Report the count of lines where the string "description" appears, and nothing else.

#### Recorded data
################

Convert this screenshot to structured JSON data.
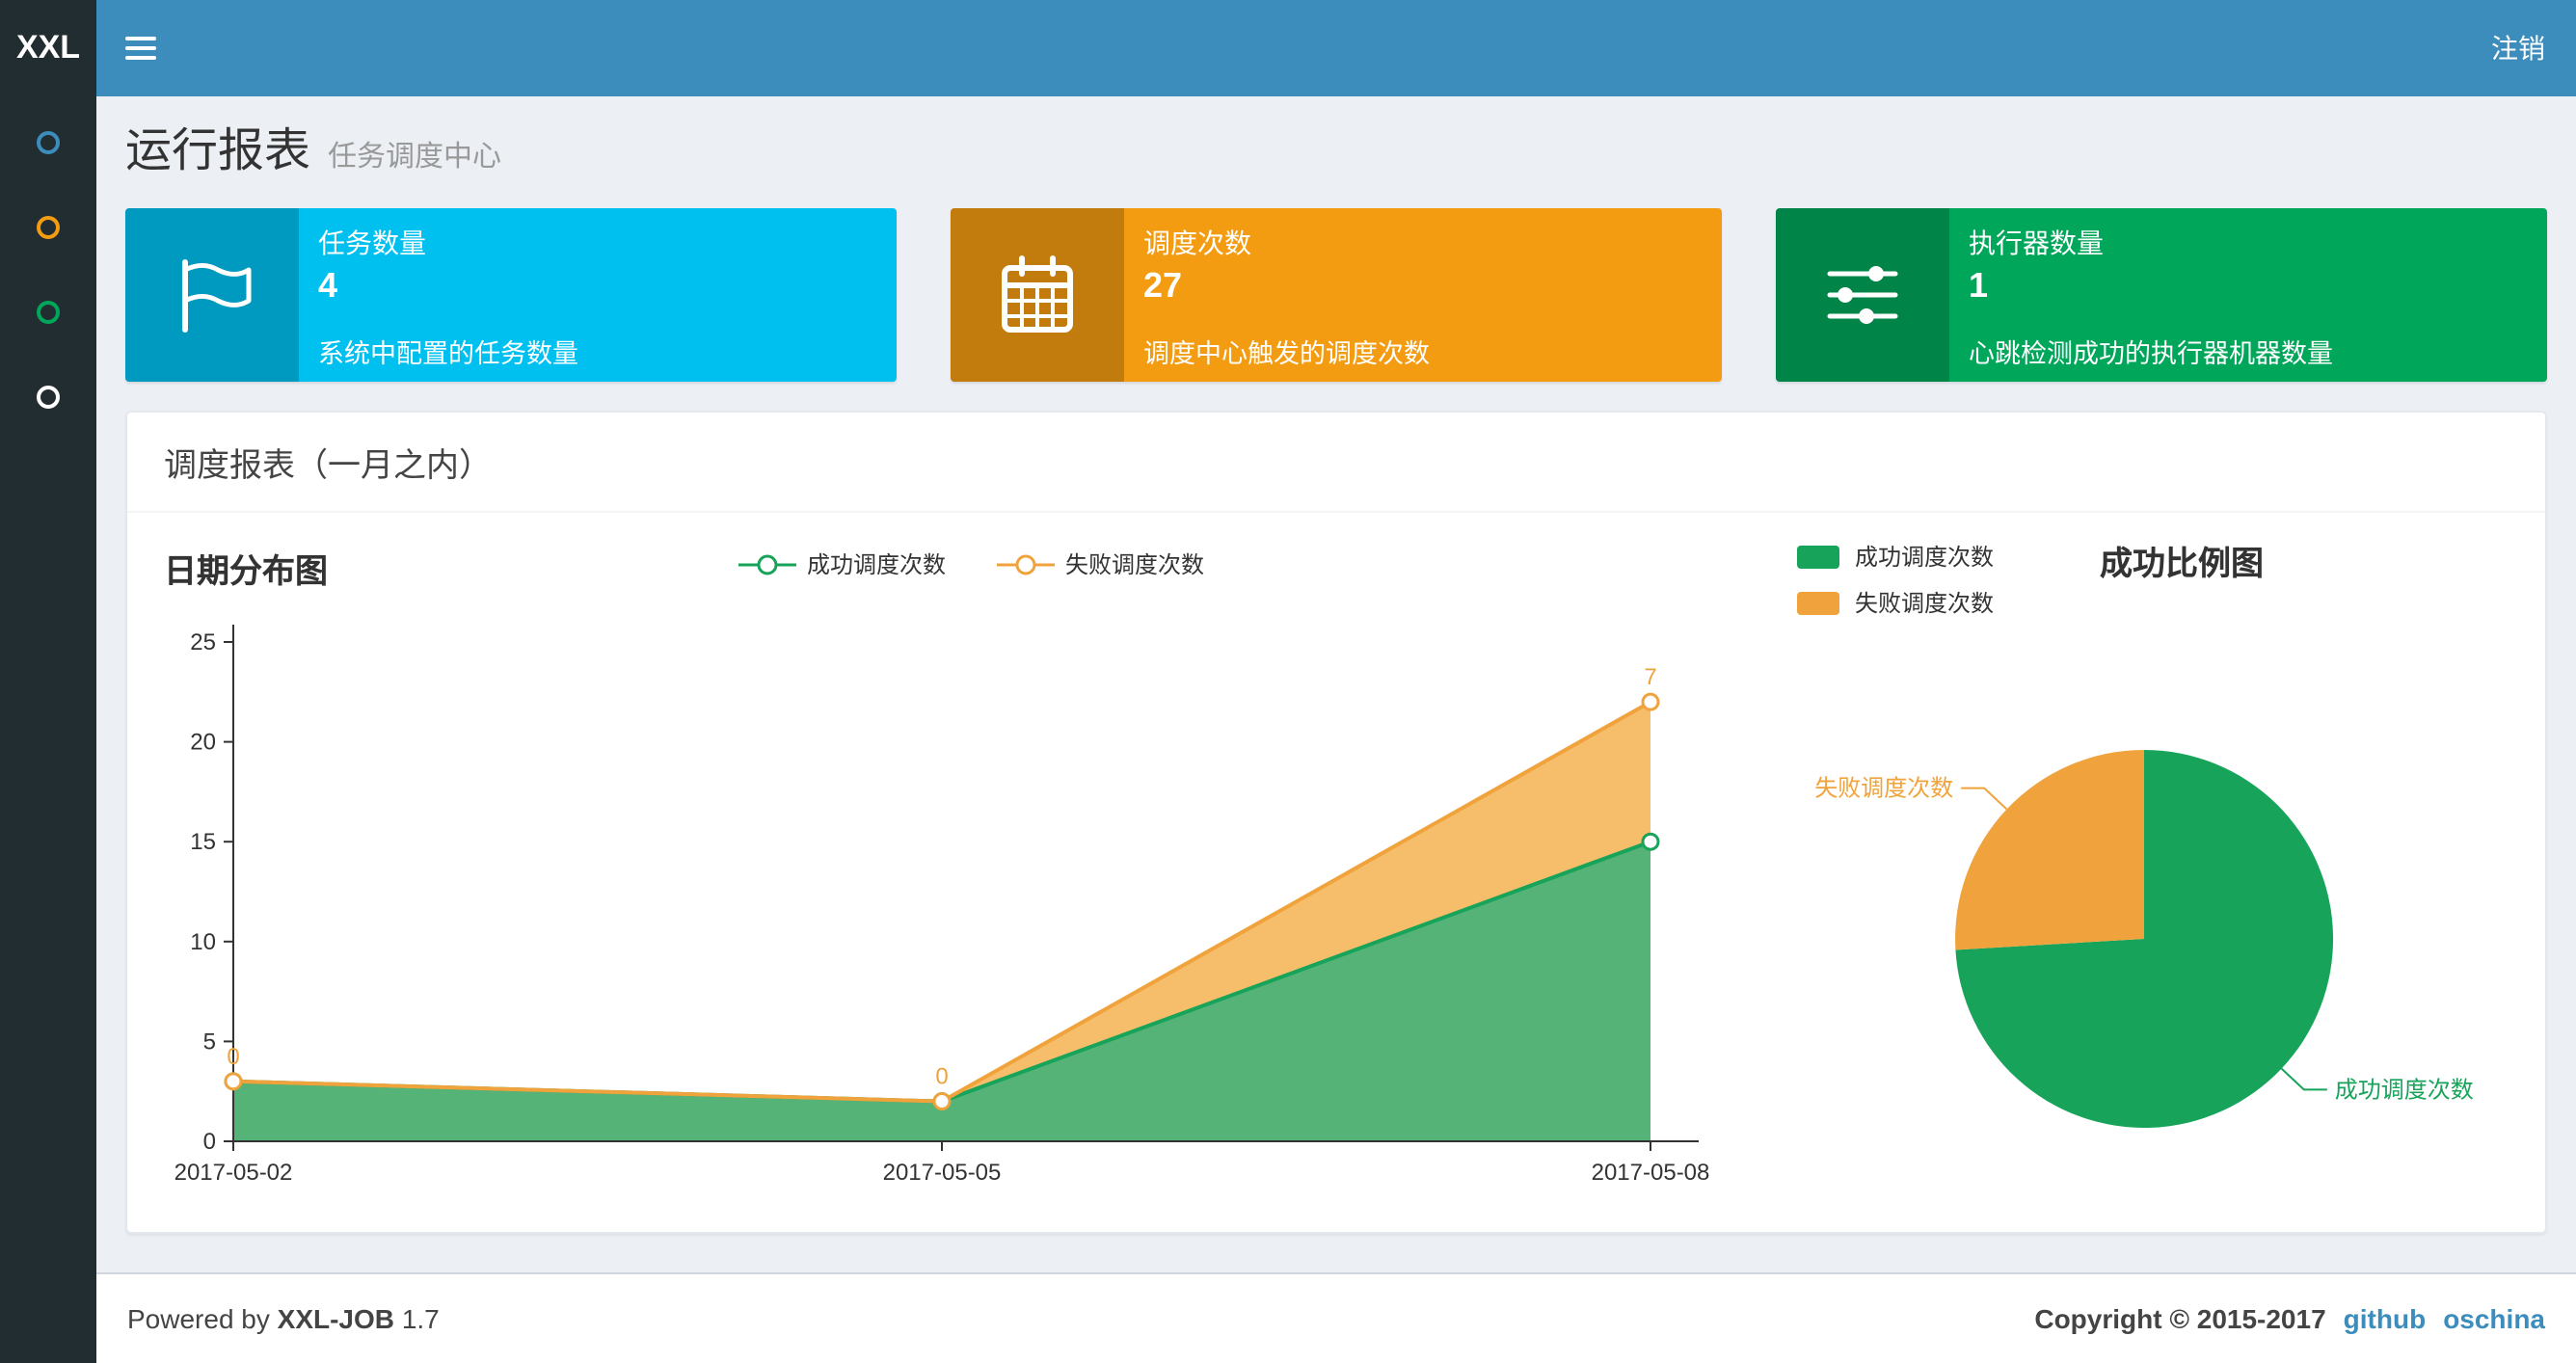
{
  "navbar": {
    "logo": "XXL",
    "logout_label": "注销"
  },
  "sidebar": {
    "items": [
      {
        "icon": "circle-icon",
        "color": "#3c8dbc"
      },
      {
        "icon": "circle-icon",
        "color": "#f39c12"
      },
      {
        "icon": "circle-icon",
        "color": "#00a65a"
      },
      {
        "icon": "circle-icon",
        "color": "#ffffff"
      }
    ]
  },
  "page_header": {
    "title": "运行报表",
    "subtitle": "任务调度中心"
  },
  "info_boxes": [
    {
      "label": "任务数量",
      "value": "4",
      "description": "系统中配置的任务数量",
      "color": "#00c0ef",
      "icon": "flag-icon"
    },
    {
      "label": "调度次数",
      "value": "27",
      "description": "调度中心触发的调度次数",
      "color": "#f39c12",
      "icon": "calendar-icon"
    },
    {
      "label": "执行器数量",
      "value": "1",
      "description": "心跳检测成功的执行器机器数量",
      "color": "#00a65a",
      "icon": "sliders-icon"
    }
  ],
  "panel": {
    "title": "调度报表（一月之内）"
  },
  "chart_data": [
    {
      "type": "area",
      "title": "日期分布图",
      "stacked": true,
      "grid": false,
      "legend_position": "top-center",
      "x": [
        "2017-05-02",
        "2017-05-05",
        "2017-05-08"
      ],
      "series": [
        {
          "name": "成功调度次数",
          "color": "#17a45a",
          "area_color": "#55b377",
          "values": [
            3,
            2,
            15
          ]
        },
        {
          "name": "失败调度次数",
          "color": "#f0a33c",
          "area_color": "#f6be6a",
          "values": [
            0,
            0,
            7
          ],
          "point_labels": [
            "0",
            "0",
            "7"
          ]
        }
      ],
      "ylim": [
        0,
        25
      ],
      "yticks": [
        0,
        5,
        10,
        15,
        20,
        25
      ]
    },
    {
      "type": "pie",
      "title": "成功比例图",
      "legend_position": "top-left",
      "slices": [
        {
          "name": "成功调度次数",
          "value": 20,
          "color": "#17a45a"
        },
        {
          "name": "失败调度次数",
          "value": 7,
          "color": "#f0a33c"
        }
      ]
    }
  ],
  "footer": {
    "powered_by": "Powered by",
    "product": "XXL-JOB",
    "version": "1.7",
    "copyright": "Copyright © 2015-2017",
    "links": [
      {
        "label": "github"
      },
      {
        "label": "oschina"
      }
    ]
  }
}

################

#### SOLUTION TO THIS TASK
3